## WRITTEN PROBLEM
Extract the full set of records that follows, word for word.

Records excerpted from a collection

########

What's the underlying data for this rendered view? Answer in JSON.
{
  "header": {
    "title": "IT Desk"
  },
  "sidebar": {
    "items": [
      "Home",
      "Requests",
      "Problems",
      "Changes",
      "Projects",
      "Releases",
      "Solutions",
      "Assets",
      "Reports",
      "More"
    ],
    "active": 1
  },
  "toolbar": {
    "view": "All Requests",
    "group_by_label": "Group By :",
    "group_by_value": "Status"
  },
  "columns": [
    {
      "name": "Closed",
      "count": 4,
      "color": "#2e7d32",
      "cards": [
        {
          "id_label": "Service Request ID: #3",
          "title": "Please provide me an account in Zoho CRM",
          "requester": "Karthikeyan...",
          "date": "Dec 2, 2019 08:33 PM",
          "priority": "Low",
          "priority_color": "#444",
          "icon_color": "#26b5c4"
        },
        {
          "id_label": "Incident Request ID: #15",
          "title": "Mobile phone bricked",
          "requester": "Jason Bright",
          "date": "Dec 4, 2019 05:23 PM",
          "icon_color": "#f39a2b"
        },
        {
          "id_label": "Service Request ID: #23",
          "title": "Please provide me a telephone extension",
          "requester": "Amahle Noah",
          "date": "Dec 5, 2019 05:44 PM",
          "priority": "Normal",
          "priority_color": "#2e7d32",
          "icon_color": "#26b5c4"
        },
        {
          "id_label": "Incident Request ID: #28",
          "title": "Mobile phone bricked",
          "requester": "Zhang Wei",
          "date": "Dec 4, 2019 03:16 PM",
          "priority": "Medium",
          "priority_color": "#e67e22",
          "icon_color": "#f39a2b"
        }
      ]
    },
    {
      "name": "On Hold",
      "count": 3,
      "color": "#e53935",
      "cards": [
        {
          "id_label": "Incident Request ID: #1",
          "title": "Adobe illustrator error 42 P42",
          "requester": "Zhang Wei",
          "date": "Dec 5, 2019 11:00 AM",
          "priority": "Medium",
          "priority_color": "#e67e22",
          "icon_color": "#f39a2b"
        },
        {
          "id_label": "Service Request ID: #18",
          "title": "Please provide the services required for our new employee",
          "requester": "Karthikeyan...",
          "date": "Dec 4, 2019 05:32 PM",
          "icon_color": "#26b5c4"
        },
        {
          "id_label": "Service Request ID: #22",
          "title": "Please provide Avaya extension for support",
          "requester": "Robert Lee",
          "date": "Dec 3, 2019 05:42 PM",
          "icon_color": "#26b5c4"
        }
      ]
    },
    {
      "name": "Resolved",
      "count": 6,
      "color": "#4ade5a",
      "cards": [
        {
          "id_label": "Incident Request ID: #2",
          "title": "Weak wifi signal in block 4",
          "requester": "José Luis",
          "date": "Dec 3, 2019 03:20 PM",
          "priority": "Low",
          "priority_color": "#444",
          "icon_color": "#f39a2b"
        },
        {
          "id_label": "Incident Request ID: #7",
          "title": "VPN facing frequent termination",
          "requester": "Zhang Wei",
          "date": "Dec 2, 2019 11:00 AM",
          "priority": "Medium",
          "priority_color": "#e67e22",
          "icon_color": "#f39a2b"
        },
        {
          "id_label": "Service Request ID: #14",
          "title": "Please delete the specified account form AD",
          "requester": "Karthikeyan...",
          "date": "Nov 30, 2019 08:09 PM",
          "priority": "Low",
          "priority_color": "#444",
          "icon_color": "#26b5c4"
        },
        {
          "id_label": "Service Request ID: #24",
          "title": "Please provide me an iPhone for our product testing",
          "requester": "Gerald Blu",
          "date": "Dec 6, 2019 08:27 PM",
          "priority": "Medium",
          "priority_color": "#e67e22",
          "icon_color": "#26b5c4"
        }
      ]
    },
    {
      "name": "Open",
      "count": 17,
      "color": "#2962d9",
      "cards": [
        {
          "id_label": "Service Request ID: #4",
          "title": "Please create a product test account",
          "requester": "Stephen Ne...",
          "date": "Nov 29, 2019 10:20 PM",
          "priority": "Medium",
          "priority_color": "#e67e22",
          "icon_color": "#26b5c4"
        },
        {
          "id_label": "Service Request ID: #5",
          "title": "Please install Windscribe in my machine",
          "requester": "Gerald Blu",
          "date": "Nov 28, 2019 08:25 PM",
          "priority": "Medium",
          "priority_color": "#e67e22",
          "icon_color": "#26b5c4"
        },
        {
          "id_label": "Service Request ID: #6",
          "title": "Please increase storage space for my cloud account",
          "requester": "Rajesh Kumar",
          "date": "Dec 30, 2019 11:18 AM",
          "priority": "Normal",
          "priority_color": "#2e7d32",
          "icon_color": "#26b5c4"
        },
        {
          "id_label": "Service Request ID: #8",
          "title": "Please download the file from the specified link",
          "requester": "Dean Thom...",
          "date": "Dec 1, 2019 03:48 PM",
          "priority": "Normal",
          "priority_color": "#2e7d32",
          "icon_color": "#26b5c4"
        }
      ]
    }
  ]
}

########

## RESULT BELOW
What's the underlying data for this rendered view? Answer in JSON.
{
  "header": {
    "title": "IT Desk"
  },
  "sidebar": {
    "items": [
      "Home",
      "Requests",
      "Problems",
      "Changes",
      "Projects",
      "Releases",
      "Solutions",
      "Assets",
      "Reports",
      "More"
    ],
    "active": 1
  },
  "toolbar": {
    "view": "All Requests",
    "group_by_label": "Group By :",
    "group_by_value": "Status"
  },
  "columns": [
    {
      "name": "Closed",
      "count": 4,
      "color": "#2e7d32",
      "cards": [
        {
          "id_label": "Service Request ID: #3",
          "title": "Please provide me an account in Zoho CRM",
          "requester": "Karthikeyan...",
          "date": "Dec 2, 2019 08:33 PM",
          "priority": "Low",
          "priority_color": "#444",
          "icon_color": "#26b5c4"
        },
        {
          "id_label": "Incident Request ID: #15",
          "title": "Mobile phone bricked",
          "requester": "Jason Bright",
          "date": "Dec 4, 2019 05:23 PM",
          "icon_color": "#f39a2b"
        },
        {
          "id_label": "Service Request ID: #23",
          "title": "Please provide me a telephone extension",
          "requester": "Amahle Noah",
          "date": "Dec 5, 2019 05:44 PM",
          "priority": "Normal",
          "priority_color": "#2e7d32",
          "icon_color": "#26b5c4"
        },
        {
          "id_label": "Incident Request ID: #28",
          "title": "Mobile phone bricked",
          "requester": "Zhang Wei",
          "date": "Dec 4, 2019 03:16 PM",
          "priority": "Medium",
          "priority_color": "#e67e22",
          "icon_color": "#f39a2b"
        }
      ]
    },
    {
      "name": "On Hold",
      "count": 3,
      "color": "#e53935",
      "cards": [
        {
          "id_label": "Incident Request ID: #1",
          "title": "Adobe illustrator error 42 P42",
          "requester": "Zhang Wei",
          "date": "Dec 5, 2019 11:00 AM",
          "priority": "Medium",
          "priority_color": "#e67e22",
          "icon_color": "#f39a2b"
        },
        {
          "id_label": "Service Request ID: #18",
          "title": "Please provide the services required for our new employee",
          "requester": "Karthikeyan...",
          "date": "Dec 4, 2019 05:32 PM",
          "icon_color": "#26b5c4"
        },
        {
          "id_label": "Service Request ID: #22",
          "title": "Please provide Avaya extension for support",
          "requester": "Robert Lee",
          "date": "Dec 3, 2019 05:42 PM",
          "icon_color": "#26b5c4"
        }
      ]
    },
    {
      "name": "Resolved",
      "count": 6,
      "color": "#4ade5a",
      "cards": [
        {
          "id_label": "Incident Request ID: #2",
          "title": "Weak wifi signal in block 4",
          "requester": "José Luis",
          "date": "Dec 3, 2019 03:20 PM",
          "priority": "Low",
          "priority_color": "#444",
          "icon_color": "#f39a2b"
        },
        {
          "id_label": "Incident Request ID: #7",
          "title": "VPN facing frequent termination",
          "requester": "Zhang Wei",
          "date": "Dec 2, 2019 11:00 AM",
          "priority": "Medium",
          "priority_color": "#e67e22",
          "icon_color": "#f39a2b"
        },
        {
          "id_label": "Service Request ID: #14",
          "title": "Please delete the specified account form AD",
          "requester": "Karthikeyan...",
          "date": "Nov 30, 2019 08:09 PM",
          "priority": "Low",
          "priority_color": "#444",
          "icon_color": "#26b5c4"
        },
        {
          "id_label": "Service Request ID: #24",
          "title": "Please provide me an iPhone for our product testing",
          "requester": "Gerald Blu",
          "date": "Dec 6, 2019 08:27 PM",
          "priority": "Medium",
          "priority_color": "#e67e22",
          "icon_color": "#26b5c4"
        }
      ]
    },
    {
      "name": "Open",
      "count": 17,
      "color": "#2962d9",
      "cards": [
        {
          "id_label": "Service Request ID: #4",
          "title": "Please create a product test account",
          "requester": "Stephen Ne...",
          "date": "Nov 29, 2019 10:20 PM",
          "priority": "Medium",
          "priority_color": "#e67e22",
          "icon_color": "#26b5c4"
        },
        {
          "id_label": "Service Request ID: #5",
          "title": "Please install Windscribe in my machine",
          "requester": "Gerald Blu",
          "date": "Nov 28, 2019 08:25 PM",
          "priority": "Medium",
          "priority_color": "#e67e22",
          "icon_color": "#26b5c4"
        },
        {
          "id_label": "Service Request ID: #6",
          "title": "Please increase storage space for my cloud account",
          "requester": "Rajesh Kumar",
          "date": "Dec 30, 2019 11:18 AM",
          "priority": "Normal",
          "priority_color": "#2e7d32",
          "icon_color": "#26b5c4"
        },
        {
          "id_label": "Service Request ID: #8",
          "title": "Please download the file from the specified link",
          "requester": "Dean Thom...",
          "date": "Dec 1, 2019 03:48 PM",
          "priority": "Normal",
          "priority_color": "#2e7d32",
          "icon_color": "#26b5c4"
        }
      ]
    }
  ]
}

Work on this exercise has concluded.